START

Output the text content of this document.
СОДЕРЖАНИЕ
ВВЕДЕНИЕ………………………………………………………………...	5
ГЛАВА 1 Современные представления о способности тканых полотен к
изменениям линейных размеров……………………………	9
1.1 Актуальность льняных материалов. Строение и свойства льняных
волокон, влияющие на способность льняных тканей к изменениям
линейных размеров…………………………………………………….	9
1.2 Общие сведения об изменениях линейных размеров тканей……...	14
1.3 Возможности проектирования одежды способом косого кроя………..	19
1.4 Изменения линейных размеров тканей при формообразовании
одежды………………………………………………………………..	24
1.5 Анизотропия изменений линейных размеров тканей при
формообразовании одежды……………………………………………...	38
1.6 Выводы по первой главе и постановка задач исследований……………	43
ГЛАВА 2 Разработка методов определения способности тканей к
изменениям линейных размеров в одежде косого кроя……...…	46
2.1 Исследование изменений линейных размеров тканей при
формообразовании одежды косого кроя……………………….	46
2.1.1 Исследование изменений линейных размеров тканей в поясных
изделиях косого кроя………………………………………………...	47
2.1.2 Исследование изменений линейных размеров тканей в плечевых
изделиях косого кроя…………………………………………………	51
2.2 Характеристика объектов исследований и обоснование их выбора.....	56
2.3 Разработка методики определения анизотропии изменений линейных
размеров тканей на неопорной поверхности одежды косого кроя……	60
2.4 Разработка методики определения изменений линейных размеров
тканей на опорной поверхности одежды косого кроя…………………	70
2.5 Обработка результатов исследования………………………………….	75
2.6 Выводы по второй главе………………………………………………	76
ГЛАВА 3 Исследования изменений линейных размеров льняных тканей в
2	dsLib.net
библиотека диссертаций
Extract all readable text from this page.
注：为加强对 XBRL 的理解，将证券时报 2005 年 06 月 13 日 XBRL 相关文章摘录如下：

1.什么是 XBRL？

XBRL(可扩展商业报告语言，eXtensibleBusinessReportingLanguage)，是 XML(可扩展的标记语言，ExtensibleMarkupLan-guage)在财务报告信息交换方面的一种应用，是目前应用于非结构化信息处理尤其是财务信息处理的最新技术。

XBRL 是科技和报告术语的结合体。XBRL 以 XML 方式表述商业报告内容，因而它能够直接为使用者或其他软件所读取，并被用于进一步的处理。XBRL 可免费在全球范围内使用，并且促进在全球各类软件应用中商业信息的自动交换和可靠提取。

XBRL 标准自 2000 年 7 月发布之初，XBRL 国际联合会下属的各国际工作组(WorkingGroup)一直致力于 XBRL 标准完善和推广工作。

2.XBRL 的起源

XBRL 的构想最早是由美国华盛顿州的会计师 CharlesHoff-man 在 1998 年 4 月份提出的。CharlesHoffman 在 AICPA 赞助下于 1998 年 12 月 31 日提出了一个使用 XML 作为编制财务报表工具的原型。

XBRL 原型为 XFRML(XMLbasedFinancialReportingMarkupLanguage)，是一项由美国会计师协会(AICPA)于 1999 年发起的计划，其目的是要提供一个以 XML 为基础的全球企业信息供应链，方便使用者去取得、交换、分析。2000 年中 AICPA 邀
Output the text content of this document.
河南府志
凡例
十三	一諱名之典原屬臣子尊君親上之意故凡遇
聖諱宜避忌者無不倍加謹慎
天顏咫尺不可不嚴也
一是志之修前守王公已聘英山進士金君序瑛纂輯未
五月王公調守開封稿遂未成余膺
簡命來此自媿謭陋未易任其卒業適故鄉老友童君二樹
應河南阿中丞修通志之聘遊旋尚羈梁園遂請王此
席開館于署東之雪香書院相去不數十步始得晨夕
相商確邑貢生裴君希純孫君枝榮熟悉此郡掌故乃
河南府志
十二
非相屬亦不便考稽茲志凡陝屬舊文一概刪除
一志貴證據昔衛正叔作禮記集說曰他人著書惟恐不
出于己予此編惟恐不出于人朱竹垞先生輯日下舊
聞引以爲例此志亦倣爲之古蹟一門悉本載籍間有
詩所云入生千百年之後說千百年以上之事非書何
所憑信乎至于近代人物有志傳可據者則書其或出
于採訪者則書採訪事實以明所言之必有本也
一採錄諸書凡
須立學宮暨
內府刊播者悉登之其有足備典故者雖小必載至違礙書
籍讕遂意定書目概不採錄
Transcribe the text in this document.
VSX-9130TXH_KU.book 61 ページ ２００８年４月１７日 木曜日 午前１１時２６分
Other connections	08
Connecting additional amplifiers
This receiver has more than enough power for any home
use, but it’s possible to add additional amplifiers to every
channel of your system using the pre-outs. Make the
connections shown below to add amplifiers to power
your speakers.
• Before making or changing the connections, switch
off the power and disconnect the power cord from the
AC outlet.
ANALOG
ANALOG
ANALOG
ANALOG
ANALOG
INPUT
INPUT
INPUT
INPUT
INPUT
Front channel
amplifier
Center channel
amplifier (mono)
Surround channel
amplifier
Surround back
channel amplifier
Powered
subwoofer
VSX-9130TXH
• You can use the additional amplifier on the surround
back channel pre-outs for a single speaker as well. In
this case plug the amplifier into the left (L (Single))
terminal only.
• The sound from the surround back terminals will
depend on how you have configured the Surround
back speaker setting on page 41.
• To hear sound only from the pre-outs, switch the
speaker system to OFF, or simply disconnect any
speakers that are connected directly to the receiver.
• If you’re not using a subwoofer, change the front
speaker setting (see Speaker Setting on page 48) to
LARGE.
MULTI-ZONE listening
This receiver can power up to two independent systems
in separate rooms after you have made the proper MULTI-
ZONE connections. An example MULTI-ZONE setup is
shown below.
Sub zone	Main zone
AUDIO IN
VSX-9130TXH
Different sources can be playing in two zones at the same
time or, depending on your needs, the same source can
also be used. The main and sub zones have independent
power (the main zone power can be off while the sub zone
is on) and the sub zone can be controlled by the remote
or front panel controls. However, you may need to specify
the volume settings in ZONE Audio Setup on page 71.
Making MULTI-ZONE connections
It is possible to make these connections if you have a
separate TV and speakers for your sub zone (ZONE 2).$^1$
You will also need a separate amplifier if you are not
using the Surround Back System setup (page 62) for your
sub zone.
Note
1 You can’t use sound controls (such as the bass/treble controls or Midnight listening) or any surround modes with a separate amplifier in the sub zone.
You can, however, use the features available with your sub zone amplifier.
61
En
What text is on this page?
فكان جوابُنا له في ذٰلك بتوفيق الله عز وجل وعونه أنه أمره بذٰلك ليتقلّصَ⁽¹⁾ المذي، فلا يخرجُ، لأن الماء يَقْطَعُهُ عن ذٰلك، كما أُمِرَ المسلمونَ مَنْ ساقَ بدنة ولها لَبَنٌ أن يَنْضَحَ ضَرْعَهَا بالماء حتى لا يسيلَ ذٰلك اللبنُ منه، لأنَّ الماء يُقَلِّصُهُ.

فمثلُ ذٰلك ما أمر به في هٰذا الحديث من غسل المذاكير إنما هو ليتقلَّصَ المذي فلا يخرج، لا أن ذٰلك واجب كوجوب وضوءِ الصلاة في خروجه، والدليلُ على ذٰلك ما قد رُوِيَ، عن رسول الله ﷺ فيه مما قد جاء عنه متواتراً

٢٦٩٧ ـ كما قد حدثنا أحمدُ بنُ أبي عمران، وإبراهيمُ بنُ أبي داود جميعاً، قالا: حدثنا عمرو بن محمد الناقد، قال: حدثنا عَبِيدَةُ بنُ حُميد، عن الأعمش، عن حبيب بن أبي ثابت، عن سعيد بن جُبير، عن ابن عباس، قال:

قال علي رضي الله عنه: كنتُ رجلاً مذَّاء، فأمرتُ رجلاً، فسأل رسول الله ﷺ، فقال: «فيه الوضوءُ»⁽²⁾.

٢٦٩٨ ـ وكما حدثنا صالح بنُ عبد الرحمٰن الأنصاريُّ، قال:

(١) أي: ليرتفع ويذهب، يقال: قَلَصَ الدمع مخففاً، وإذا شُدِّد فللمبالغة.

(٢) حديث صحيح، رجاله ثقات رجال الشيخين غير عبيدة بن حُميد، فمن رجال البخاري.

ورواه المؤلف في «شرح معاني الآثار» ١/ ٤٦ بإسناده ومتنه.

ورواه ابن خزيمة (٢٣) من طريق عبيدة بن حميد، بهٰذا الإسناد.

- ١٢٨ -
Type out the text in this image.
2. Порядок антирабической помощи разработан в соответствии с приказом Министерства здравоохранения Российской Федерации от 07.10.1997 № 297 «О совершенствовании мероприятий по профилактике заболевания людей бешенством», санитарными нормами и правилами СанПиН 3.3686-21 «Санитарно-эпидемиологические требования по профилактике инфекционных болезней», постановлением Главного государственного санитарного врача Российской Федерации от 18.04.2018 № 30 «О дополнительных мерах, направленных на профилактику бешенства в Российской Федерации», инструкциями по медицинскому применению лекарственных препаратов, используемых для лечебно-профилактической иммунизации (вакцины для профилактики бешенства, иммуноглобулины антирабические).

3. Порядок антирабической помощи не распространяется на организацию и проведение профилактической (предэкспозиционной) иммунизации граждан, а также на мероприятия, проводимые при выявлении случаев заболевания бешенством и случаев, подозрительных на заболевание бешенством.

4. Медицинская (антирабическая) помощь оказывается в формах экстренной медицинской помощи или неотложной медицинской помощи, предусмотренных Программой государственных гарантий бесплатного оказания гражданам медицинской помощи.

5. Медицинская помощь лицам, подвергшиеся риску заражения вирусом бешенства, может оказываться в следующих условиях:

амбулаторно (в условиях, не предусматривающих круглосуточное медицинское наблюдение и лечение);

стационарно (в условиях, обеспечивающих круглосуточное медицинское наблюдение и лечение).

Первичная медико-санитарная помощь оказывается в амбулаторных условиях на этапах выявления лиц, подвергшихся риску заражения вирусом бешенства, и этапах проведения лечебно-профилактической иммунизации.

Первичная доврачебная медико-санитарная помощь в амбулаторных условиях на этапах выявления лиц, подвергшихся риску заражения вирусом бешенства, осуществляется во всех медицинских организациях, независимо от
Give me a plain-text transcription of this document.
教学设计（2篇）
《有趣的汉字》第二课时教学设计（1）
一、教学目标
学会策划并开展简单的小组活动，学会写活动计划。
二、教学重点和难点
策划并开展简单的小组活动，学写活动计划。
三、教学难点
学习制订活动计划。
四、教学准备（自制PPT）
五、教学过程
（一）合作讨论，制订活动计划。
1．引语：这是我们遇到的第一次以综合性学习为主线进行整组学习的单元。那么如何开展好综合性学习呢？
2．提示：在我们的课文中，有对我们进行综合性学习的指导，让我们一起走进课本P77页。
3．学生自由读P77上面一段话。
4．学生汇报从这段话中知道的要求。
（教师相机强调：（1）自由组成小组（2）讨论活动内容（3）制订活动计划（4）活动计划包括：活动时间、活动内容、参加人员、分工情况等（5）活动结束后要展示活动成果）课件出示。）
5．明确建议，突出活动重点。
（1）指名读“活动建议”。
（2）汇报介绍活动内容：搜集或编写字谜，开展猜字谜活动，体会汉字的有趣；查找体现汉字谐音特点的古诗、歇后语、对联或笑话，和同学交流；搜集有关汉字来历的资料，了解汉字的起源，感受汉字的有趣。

END

▶ [Required task]:
Pick out every line above that contains the word "изменениям" and copy it.

▶ [Result of this exercise]:
изменениям линейных размеров……………………………	9
волокон, влияющие на способность льняных тканей к изменениям
изменениям линейных размеров в одежде косого кроя……...…	46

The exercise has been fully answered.